**Written exercise**
From the listing below, select every line where the word "crosshair" appears.

— START —

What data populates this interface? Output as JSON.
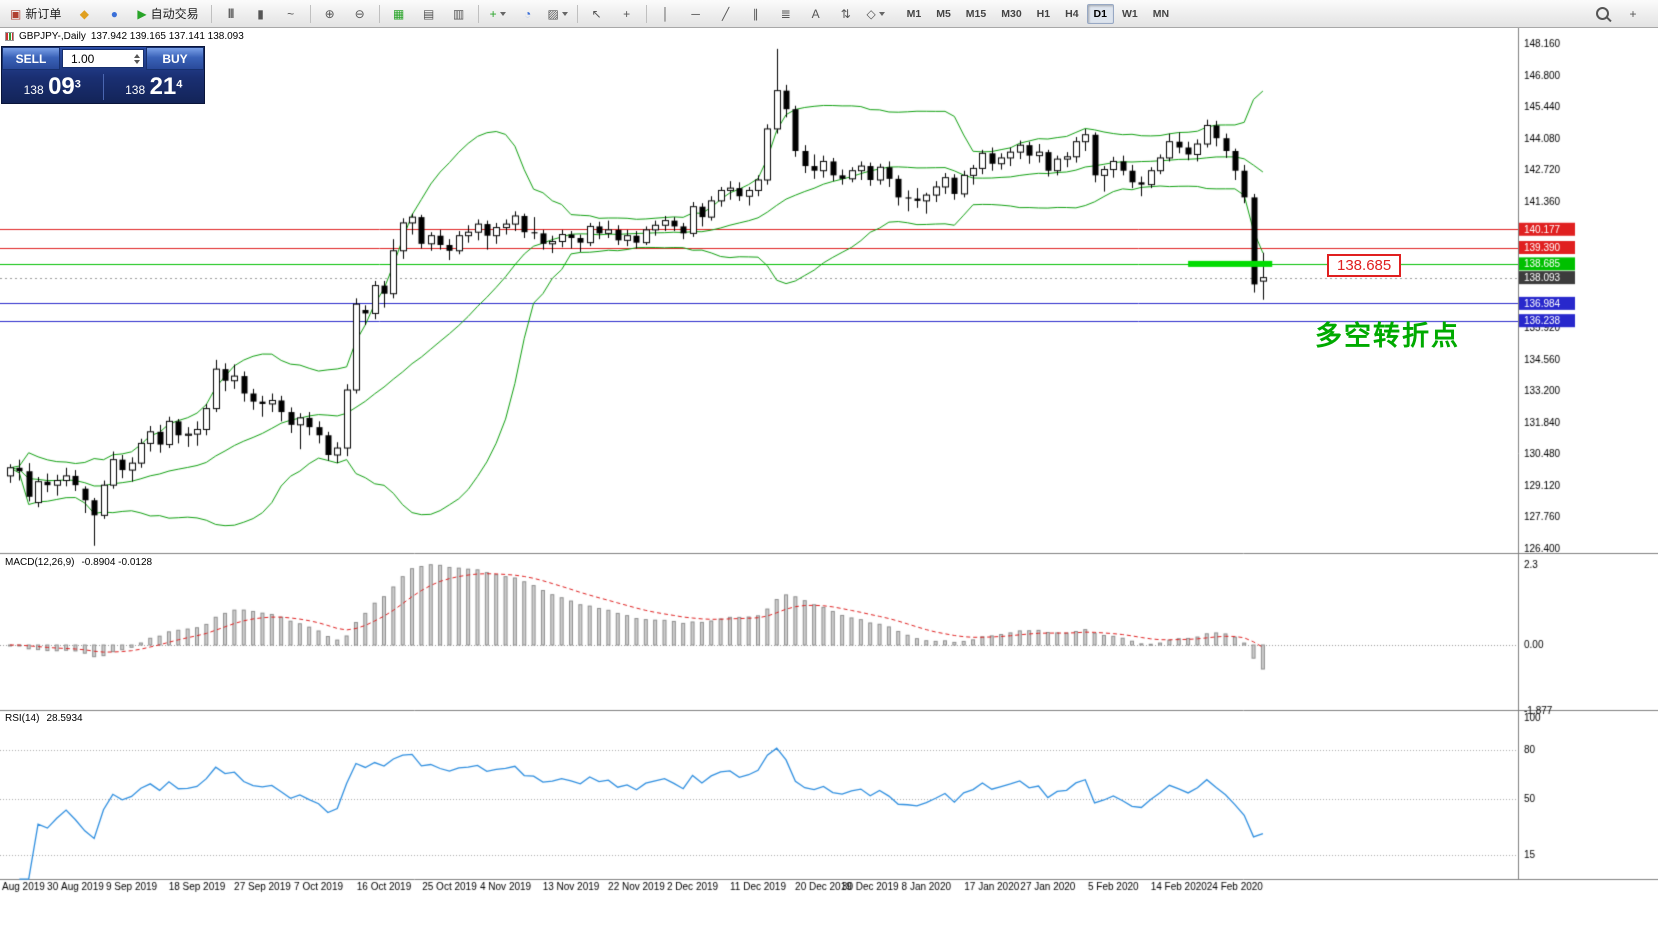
{
  "toolbar": {
    "items": [
      {
        "type": "button",
        "name": "new-order-button",
        "glyph": "▣",
        "color": "#b04030",
        "label": "新订单"
      },
      {
        "type": "icon",
        "name": "metaeditor-icon",
        "glyph": "◆",
        "color": "#e0a020"
      },
      {
        "type": "icon",
        "name": "refresh-icon",
        "glyph": "●",
        "color": "#3a6fd8"
      },
      {
        "type": "button",
        "name": "autotrading-button",
        "glyph": "▶",
        "color": "#28a428",
        "label": "自动交易"
      },
      {
        "type": "sep"
      },
      {
        "type": "icon",
        "name": "bar-chart-icon",
        "glyph": "|||",
        "bars": true
      },
      {
        "type": "icon",
        "name": "candlestick-chart-icon",
        "glyph": "▮"
      },
      {
        "type": "icon",
        "name": "line-chart-icon",
        "glyph": "~"
      },
      {
        "type": "sep"
      },
      {
        "type": "icon",
        "name": "zoom-in-icon",
        "glyph": "⊕"
      },
      {
        "type": "icon",
        "name": "zoom-out-icon",
        "glyph": "⊖"
      },
      {
        "type": "sep"
      },
      {
        "type": "icon",
        "name": "tile-windows-icon",
        "glyph": "▦",
        "color": "#28a428"
      },
      {
        "type": "icon",
        "name": "cascade-windows-icon",
        "glyph": "▤"
      },
      {
        "type": "icon",
        "name": "stack-windows-icon",
        "glyph": "▥"
      },
      {
        "type": "sep"
      },
      {
        "type": "icon",
        "name": "indicators-icon",
        "glyph": "+",
        "color": "#28a428",
        "dropdown": true
      },
      {
        "type": "icon",
        "name": "cycles-icon",
        "glyph": "◔",
        "color": "#3a6fd8"
      },
      {
        "type": "icon",
        "name": "templates-icon",
        "glyph": "▨",
        "dropdown": true
      },
      {
        "type": "sep"
      },
      {
        "type": "icon",
        "name": "cursor-icon",
        "glyph": "↖"
      },
      {
        "type": "icon",
        "name": "crosshair-icon",
        "glyph": "+"
      },
      {
        "type": "sep"
      },
      {
        "type": "icon",
        "name": "vertical-line-icon",
        "glyph": "│"
      },
      {
        "type": "icon",
        "name": "horizontal-line-icon",
        "glyph": "─"
      },
      {
        "type": "icon",
        "name": "trendline-icon",
        "glyph": "╱"
      },
      {
        "type": "icon",
        "name": "channel-icon",
        "glyph": "∥"
      },
      {
        "type": "icon",
        "name": "fibonacci-icon",
        "glyph": "≣"
      },
      {
        "type": "icon",
        "name": "text-icon",
        "glyph": "A"
      },
      {
        "type": "icon",
        "name": "arrows-icon",
        "glyph": "⇅"
      },
      {
        "type": "icon",
        "name": "shapes-icon",
        "glyph": "◇",
        "dropdown": true
      }
    ],
    "timeframes": [
      "M1",
      "M5",
      "M15",
      "M30",
      "H1",
      "H4",
      "D1",
      "W1",
      "MN"
    ],
    "active_timeframe": "D1",
    "right_items": [
      {
        "name": "search-icon",
        "kind": "magnifier"
      },
      {
        "name": "crosshair-pointer-icon",
        "glyph": "+"
      }
    ]
  },
  "chart": {
    "symbol": "GBPJPY-,Daily",
    "ohlc": "137.942 139.165 137.141 138.093"
  },
  "trade_panel": {
    "sell_label": "SELL",
    "buy_label": "BUY",
    "volume": "1.00",
    "sell_price": {
      "prefix": "138",
      "big": "09",
      "sup": "3"
    },
    "buy_price": {
      "prefix": "138",
      "big": "21",
      "sup": "4"
    }
  },
  "annotations": {
    "price_label": "138.685",
    "note_text": "多空转折点"
  },
  "indicators": {
    "macd": {
      "title": "MACD(12,26,9)",
      "values": "-0.8904 -0.0128",
      "fast": 12,
      "slow": 26,
      "signal_period": 9,
      "axis": [
        {
          "text": "2.3",
          "value": 2.3
        },
        {
          "text": "0.00",
          "value": 0
        },
        {
          "text": "-1.877",
          "value": -1.877
        }
      ],
      "signal_color": "#e02020",
      "hist_fill": "#cdcdcd",
      "hist_stroke": "#8f8f8f"
    },
    "rsi": {
      "title": "RSI(14)",
      "value": "28.5934",
      "period": 14,
      "axis": [
        {
          "text": "100",
          "value": 100
        },
        {
          "text": "80",
          "value": 80
        },
        {
          "text": "50",
          "value": 50
        },
        {
          "text": "15",
          "value": 15
        }
      ],
      "levels": [
        80,
        50,
        15
      ],
      "line_color": "#2f8fe0"
    }
  },
  "main_chart": {
    "price_axis": [
      "148.160",
      "146.800",
      "145.440",
      "144.080",
      "142.720",
      "141.360",
      "135.920",
      "134.560",
      "133.200",
      "131.840",
      "130.480",
      "129.120",
      "127.760",
      "126.400"
    ],
    "hlines": [
      {
        "label": "140.177",
        "color": "#e02020"
      },
      {
        "label": "139.390",
        "color": "#e02020"
      },
      {
        "label": "138.685",
        "color": "#00c000"
      },
      {
        "label": "136.984",
        "color": "#2828cc"
      },
      {
        "label": "136.238",
        "color": "#2828cc"
      }
    ],
    "current_price": {
      "label": "138.093",
      "color": "#3c3c3c"
    },
    "highlight": {
      "price": 138.685,
      "from_index": 126,
      "to_index": 135,
      "color": "#00dc00"
    },
    "bollinger": {
      "period": 20,
      "deviation": 2,
      "color": "#0fa00f"
    },
    "date_labels": [
      {
        "i": 0,
        "t": "Aug 2019"
      },
      {
        "i": 7,
        "t": "30 Aug 2019"
      },
      {
        "i": 13,
        "t": "9 Sep 2019"
      },
      {
        "i": 20,
        "t": "18 Sep 2019"
      },
      {
        "i": 27,
        "t": "27 Sep 2019"
      },
      {
        "i": 33,
        "t": "7 Oct 2019"
      },
      {
        "i": 40,
        "t": "16 Oct 2019"
      },
      {
        "i": 47,
        "t": "25 Oct 2019"
      },
      {
        "i": 53,
        "t": "4 Nov 2019"
      },
      {
        "i": 60,
        "t": "13 Nov 2019"
      },
      {
        "i": 67,
        "t": "22 Nov 2019"
      },
      {
        "i": 73,
        "t": "2 Dec 2019"
      },
      {
        "i": 80,
        "t": "11 Dec 2019"
      },
      {
        "i": 87,
        "t": "20 Dec 2019"
      },
      {
        "i": 92,
        "t": "30 Dec 2019"
      },
      {
        "i": 98,
        "t": "8 Jan 2020"
      },
      {
        "i": 105,
        "t": "17 Jan 2020"
      },
      {
        "i": 111,
        "t": "27 Jan 2020"
      },
      {
        "i": 118,
        "t": "5 Feb 2020"
      },
      {
        "i": 125,
        "t": "14 Feb 2020"
      },
      {
        "i": 131,
        "t": "24 Feb 2020"
      }
    ],
    "candles": [
      [
        129.55,
        130.05,
        129.25,
        129.9
      ],
      [
        129.9,
        130.25,
        129.35,
        129.75
      ],
      [
        129.75,
        130.1,
        128.45,
        128.65
      ],
      [
        128.4,
        129.5,
        128.2,
        129.3
      ],
      [
        129.3,
        129.65,
        128.85,
        129.15
      ],
      [
        129.15,
        129.6,
        128.7,
        129.35
      ],
      [
        129.35,
        129.9,
        129.1,
        129.55
      ],
      [
        129.55,
        129.8,
        128.9,
        129.15
      ],
      [
        129.0,
        129.1,
        127.95,
        128.5
      ],
      [
        128.5,
        128.6,
        126.54,
        127.85
      ],
      [
        127.85,
        129.35,
        127.7,
        129.15
      ],
      [
        129.15,
        130.6,
        129.0,
        130.25
      ],
      [
        130.25,
        130.45,
        129.45,
        129.8
      ],
      [
        129.8,
        130.35,
        129.3,
        130.1
      ],
      [
        130.1,
        131.15,
        129.9,
        130.95
      ],
      [
        130.95,
        131.7,
        130.6,
        131.45
      ],
      [
        131.45,
        131.75,
        130.55,
        130.9
      ],
      [
        130.9,
        132.1,
        130.75,
        131.9
      ],
      [
        131.9,
        132.0,
        130.95,
        131.3
      ],
      [
        131.3,
        131.65,
        130.8,
        131.35
      ],
      [
        131.35,
        131.9,
        130.85,
        131.55
      ],
      [
        131.55,
        132.65,
        131.3,
        132.45
      ],
      [
        132.45,
        134.55,
        132.3,
        134.15
      ],
      [
        134.15,
        134.4,
        133.2,
        133.65
      ],
      [
        133.65,
        134.35,
        133.3,
        133.85
      ],
      [
        133.85,
        134.05,
        132.75,
        133.1
      ],
      [
        133.1,
        133.3,
        132.4,
        132.75
      ],
      [
        132.75,
        133.0,
        132.1,
        132.65
      ],
      [
        132.65,
        133.1,
        132.3,
        132.8
      ],
      [
        132.8,
        133.0,
        131.9,
        132.3
      ],
      [
        132.3,
        132.5,
        131.4,
        131.75
      ],
      [
        131.75,
        132.25,
        130.7,
        132.05
      ],
      [
        132.05,
        132.3,
        131.3,
        131.65
      ],
      [
        131.65,
        131.9,
        130.95,
        131.3
      ],
      [
        131.3,
        131.45,
        130.2,
        130.45
      ],
      [
        130.45,
        131.0,
        130.1,
        130.75
      ],
      [
        130.75,
        133.5,
        130.4,
        133.25
      ],
      [
        133.25,
        137.2,
        133.1,
        136.95
      ],
      [
        136.7,
        136.9,
        136.05,
        136.55
      ],
      [
        136.55,
        137.95,
        136.3,
        137.75
      ],
      [
        137.75,
        137.95,
        136.8,
        137.4
      ],
      [
        137.4,
        139.75,
        137.2,
        139.25
      ],
      [
        139.25,
        140.65,
        138.9,
        140.45
      ],
      [
        140.45,
        140.85,
        139.95,
        140.7
      ],
      [
        140.7,
        140.8,
        139.35,
        139.55
      ],
      [
        139.55,
        140.05,
        139.25,
        139.9
      ],
      [
        139.9,
        140.15,
        139.3,
        139.5
      ],
      [
        139.5,
        139.75,
        138.85,
        139.25
      ],
      [
        139.25,
        140.1,
        139.1,
        139.9
      ],
      [
        139.9,
        140.35,
        139.6,
        140.05
      ],
      [
        140.05,
        140.6,
        139.7,
        140.4
      ],
      [
        140.4,
        140.55,
        139.3,
        139.9
      ],
      [
        139.9,
        140.45,
        139.55,
        140.25
      ],
      [
        140.25,
        140.6,
        139.95,
        140.4
      ],
      [
        140.4,
        140.95,
        140.1,
        140.75
      ],
      [
        140.75,
        140.85,
        139.8,
        140.05
      ],
      [
        140.05,
        140.7,
        139.75,
        140.0
      ],
      [
        140.0,
        140.15,
        139.3,
        139.55
      ],
      [
        139.55,
        139.9,
        139.15,
        139.65
      ],
      [
        139.65,
        140.15,
        139.4,
        139.95
      ],
      [
        139.95,
        140.1,
        139.35,
        139.8
      ],
      [
        139.8,
        139.95,
        139.2,
        139.6
      ],
      [
        139.6,
        140.45,
        139.45,
        140.3
      ],
      [
        140.3,
        140.5,
        139.75,
        140.0
      ],
      [
        140.0,
        140.55,
        139.8,
        140.15
      ],
      [
        140.15,
        140.35,
        139.5,
        139.7
      ],
      [
        139.7,
        140.15,
        139.45,
        139.9
      ],
      [
        139.9,
        140.1,
        139.35,
        139.6
      ],
      [
        139.6,
        140.3,
        139.5,
        140.15
      ],
      [
        140.15,
        140.55,
        139.9,
        140.35
      ],
      [
        140.35,
        140.75,
        140.1,
        140.55
      ],
      [
        140.55,
        140.7,
        140.1,
        140.3
      ],
      [
        140.3,
        140.45,
        139.75,
        140.0
      ],
      [
        140.0,
        141.35,
        139.85,
        141.15
      ],
      [
        141.15,
        141.3,
        140.3,
        140.7
      ],
      [
        140.7,
        141.6,
        140.55,
        141.4
      ],
      [
        141.4,
        142.0,
        141.15,
        141.85
      ],
      [
        141.85,
        142.25,
        141.45,
        141.95
      ],
      [
        141.95,
        142.2,
        141.4,
        141.6
      ],
      [
        141.6,
        142.0,
        141.2,
        141.85
      ],
      [
        141.85,
        142.5,
        141.6,
        142.3
      ],
      [
        142.3,
        144.7,
        142.1,
        144.5
      ],
      [
        144.5,
        147.95,
        144.3,
        146.15
      ],
      [
        146.15,
        146.4,
        145.0,
        145.35
      ],
      [
        145.35,
        145.5,
        143.3,
        143.55
      ],
      [
        143.55,
        143.8,
        142.6,
        142.9
      ],
      [
        142.9,
        143.4,
        142.35,
        142.7
      ],
      [
        142.7,
        143.35,
        142.4,
        143.1
      ],
      [
        143.1,
        143.25,
        142.25,
        142.5
      ],
      [
        142.5,
        142.75,
        142.1,
        142.35
      ],
      [
        142.35,
        142.85,
        142.2,
        142.7
      ],
      [
        142.7,
        143.1,
        142.3,
        142.9
      ],
      [
        142.9,
        143.05,
        142.05,
        142.3
      ],
      [
        142.3,
        143.0,
        142.1,
        142.85
      ],
      [
        142.85,
        143.1,
        142.0,
        142.35
      ],
      [
        142.35,
        142.5,
        141.2,
        141.55
      ],
      [
        141.55,
        141.85,
        140.95,
        141.5
      ],
      [
        141.5,
        141.95,
        141.1,
        141.4
      ],
      [
        141.4,
        141.75,
        140.85,
        141.65
      ],
      [
        141.65,
        142.25,
        141.35,
        142.0
      ],
      [
        142.0,
        142.6,
        141.7,
        142.4
      ],
      [
        142.4,
        142.55,
        141.45,
        141.7
      ],
      [
        141.7,
        142.7,
        141.55,
        142.5
      ],
      [
        142.5,
        142.95,
        142.1,
        142.8
      ],
      [
        142.8,
        143.6,
        142.55,
        143.45
      ],
      [
        143.45,
        143.7,
        142.7,
        143.0
      ],
      [
        143.0,
        143.45,
        142.75,
        143.25
      ],
      [
        143.25,
        143.7,
        142.9,
        143.5
      ],
      [
        143.5,
        144.0,
        143.2,
        143.8
      ],
      [
        143.8,
        143.95,
        143.0,
        143.35
      ],
      [
        143.35,
        143.85,
        143.05,
        143.5
      ],
      [
        143.5,
        143.6,
        142.45,
        142.7
      ],
      [
        142.7,
        143.35,
        142.5,
        143.2
      ],
      [
        143.2,
        143.5,
        142.85,
        143.3
      ],
      [
        143.3,
        144.15,
        143.05,
        143.95
      ],
      [
        143.95,
        144.5,
        143.55,
        144.25
      ],
      [
        144.25,
        144.35,
        142.2,
        142.5
      ],
      [
        142.5,
        142.9,
        141.8,
        142.75
      ],
      [
        142.75,
        143.3,
        142.4,
        143.1
      ],
      [
        143.1,
        143.35,
        142.5,
        142.7
      ],
      [
        142.7,
        142.95,
        141.95,
        142.2
      ],
      [
        142.2,
        142.45,
        141.6,
        142.1
      ],
      [
        142.1,
        142.85,
        141.95,
        142.7
      ],
      [
        142.7,
        143.4,
        142.55,
        143.25
      ],
      [
        143.25,
        144.3,
        143.1,
        143.95
      ],
      [
        143.95,
        144.35,
        143.45,
        143.7
      ],
      [
        143.7,
        143.95,
        143.15,
        143.4
      ],
      [
        143.4,
        144.05,
        143.1,
        143.85
      ],
      [
        143.85,
        144.9,
        143.7,
        144.65
      ],
      [
        144.65,
        144.85,
        143.75,
        144.1
      ],
      [
        144.1,
        144.3,
        143.25,
        143.55
      ],
      [
        143.55,
        143.65,
        142.3,
        142.7
      ],
      [
        142.7,
        142.95,
        141.3,
        141.55
      ],
      [
        141.55,
        141.7,
        137.45,
        137.8
      ],
      [
        137.942,
        139.165,
        137.141,
        138.093
      ]
    ]
  }
}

— END —

**Final answer**
        "name": "crosshair-icon",
        "name": "crosshair-pointer-icon",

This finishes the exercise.